** begin Information provided **
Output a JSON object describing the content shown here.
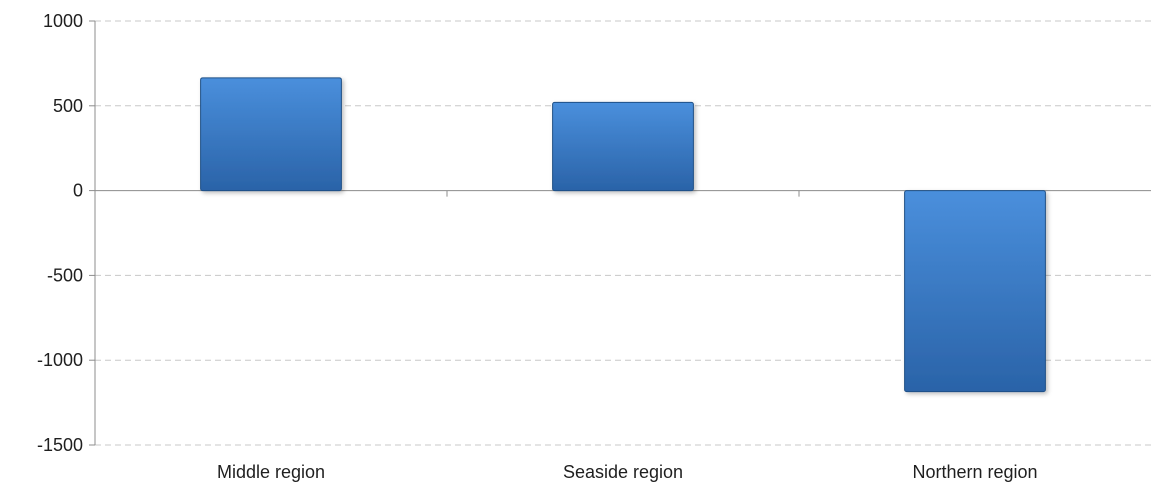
{
  "chart_data": {
    "type": "bar",
    "categories": [
      "Middle region",
      "Seaside region",
      "Northern region"
    ],
    "values": [
      665,
      520,
      -1185
    ],
    "ylim": [
      -1500,
      1000
    ],
    "yticks": [
      1000,
      500,
      0,
      -500,
      -1000,
      -1500
    ],
    "grid": true,
    "grid_style": "dashed",
    "legend": "none",
    "colors": {
      "bar_top": "#4a8fdc",
      "bar_bottom": "#2a63a8",
      "bar_edge": "#1f4f86",
      "grid": "#c8c8c8",
      "axis": "#8c8c8c"
    }
  }
}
** end Information provided **
Task objective:
Within the listing above, find every line containing the string "region" and return it.

Written answer:
      "Middle region",
      "Seaside region",
      "Northern region"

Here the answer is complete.